====== LISTED RECORDS ======

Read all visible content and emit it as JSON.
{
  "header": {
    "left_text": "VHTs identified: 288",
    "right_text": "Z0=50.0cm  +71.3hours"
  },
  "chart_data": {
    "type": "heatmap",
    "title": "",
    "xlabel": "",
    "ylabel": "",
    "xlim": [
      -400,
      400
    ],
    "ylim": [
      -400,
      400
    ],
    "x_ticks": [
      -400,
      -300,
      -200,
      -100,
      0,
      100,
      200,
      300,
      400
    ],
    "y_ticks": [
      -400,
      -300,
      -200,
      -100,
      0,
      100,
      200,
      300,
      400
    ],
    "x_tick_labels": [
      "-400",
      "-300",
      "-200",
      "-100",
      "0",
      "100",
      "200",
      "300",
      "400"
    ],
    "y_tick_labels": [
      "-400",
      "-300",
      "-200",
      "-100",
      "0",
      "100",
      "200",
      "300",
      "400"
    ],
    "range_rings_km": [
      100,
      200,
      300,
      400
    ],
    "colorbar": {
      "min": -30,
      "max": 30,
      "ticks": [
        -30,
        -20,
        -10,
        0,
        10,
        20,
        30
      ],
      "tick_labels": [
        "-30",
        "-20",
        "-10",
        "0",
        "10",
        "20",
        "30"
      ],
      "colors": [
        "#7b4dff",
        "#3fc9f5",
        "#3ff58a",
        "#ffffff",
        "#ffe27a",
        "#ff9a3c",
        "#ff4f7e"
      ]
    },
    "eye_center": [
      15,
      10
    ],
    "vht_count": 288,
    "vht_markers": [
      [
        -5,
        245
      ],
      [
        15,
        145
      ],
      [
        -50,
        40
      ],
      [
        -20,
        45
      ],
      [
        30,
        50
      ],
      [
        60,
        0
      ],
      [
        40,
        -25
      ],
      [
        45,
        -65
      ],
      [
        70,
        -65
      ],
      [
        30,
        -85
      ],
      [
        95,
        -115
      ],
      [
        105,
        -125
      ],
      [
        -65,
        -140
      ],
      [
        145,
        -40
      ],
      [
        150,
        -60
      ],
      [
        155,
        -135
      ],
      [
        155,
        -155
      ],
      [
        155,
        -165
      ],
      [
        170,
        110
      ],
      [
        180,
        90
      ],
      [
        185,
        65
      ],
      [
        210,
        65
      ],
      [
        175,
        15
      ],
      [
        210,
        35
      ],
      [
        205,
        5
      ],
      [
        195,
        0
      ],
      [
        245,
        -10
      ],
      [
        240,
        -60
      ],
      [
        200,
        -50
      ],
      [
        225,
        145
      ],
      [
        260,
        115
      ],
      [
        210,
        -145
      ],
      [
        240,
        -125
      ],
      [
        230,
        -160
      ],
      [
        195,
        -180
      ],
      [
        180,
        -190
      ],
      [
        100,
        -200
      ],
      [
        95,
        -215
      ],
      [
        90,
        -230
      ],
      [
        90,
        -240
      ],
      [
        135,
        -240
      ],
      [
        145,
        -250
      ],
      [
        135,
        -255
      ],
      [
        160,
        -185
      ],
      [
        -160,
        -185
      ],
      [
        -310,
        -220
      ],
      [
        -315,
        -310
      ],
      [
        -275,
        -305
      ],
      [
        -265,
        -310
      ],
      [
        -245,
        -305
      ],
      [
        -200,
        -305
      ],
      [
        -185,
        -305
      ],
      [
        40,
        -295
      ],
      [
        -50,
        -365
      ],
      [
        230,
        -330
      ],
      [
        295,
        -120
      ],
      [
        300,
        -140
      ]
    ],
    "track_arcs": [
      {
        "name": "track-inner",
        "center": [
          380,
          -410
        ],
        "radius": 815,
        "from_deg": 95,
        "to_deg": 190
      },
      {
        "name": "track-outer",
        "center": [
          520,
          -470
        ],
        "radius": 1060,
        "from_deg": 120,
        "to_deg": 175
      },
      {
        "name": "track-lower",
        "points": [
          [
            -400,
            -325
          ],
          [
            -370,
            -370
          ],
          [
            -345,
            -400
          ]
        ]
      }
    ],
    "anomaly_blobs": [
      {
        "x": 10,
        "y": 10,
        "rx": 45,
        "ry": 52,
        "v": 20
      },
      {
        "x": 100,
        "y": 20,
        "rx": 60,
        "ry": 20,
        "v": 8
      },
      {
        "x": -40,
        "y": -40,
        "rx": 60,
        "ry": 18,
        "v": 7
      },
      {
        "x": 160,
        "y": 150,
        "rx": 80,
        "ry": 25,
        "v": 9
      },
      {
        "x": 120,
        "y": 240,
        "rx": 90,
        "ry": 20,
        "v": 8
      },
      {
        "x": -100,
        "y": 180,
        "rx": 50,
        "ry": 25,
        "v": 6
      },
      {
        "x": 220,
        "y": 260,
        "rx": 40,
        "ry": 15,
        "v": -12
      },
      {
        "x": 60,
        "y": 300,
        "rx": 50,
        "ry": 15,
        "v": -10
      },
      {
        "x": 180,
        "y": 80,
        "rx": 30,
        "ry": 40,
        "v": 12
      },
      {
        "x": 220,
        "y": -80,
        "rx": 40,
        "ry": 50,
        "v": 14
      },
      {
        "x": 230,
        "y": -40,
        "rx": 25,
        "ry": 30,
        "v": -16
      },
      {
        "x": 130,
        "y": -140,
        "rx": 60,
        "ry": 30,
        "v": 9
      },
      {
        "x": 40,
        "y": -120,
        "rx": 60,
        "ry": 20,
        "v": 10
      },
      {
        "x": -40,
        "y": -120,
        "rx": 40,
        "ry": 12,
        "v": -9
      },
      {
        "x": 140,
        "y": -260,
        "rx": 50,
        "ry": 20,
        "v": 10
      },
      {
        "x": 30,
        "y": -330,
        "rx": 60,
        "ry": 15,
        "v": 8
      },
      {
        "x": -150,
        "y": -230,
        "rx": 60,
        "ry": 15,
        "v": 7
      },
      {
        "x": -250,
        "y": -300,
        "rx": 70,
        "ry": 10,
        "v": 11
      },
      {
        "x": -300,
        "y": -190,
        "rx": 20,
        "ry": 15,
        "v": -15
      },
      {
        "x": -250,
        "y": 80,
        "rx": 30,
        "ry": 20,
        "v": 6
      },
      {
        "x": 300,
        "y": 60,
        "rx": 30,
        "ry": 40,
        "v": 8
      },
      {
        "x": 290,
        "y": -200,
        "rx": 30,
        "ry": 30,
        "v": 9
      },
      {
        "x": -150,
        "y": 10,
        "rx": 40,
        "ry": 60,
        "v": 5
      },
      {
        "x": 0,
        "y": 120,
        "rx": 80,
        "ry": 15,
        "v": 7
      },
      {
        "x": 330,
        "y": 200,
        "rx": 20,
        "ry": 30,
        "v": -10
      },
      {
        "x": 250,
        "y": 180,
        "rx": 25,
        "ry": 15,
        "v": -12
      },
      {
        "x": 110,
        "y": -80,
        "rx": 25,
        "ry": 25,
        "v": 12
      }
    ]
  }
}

======

__AIM__: Of the lines in the data, how many contain the word "name"? Provide the number and nothing further.

__ANSWER TO THE TASK__: 3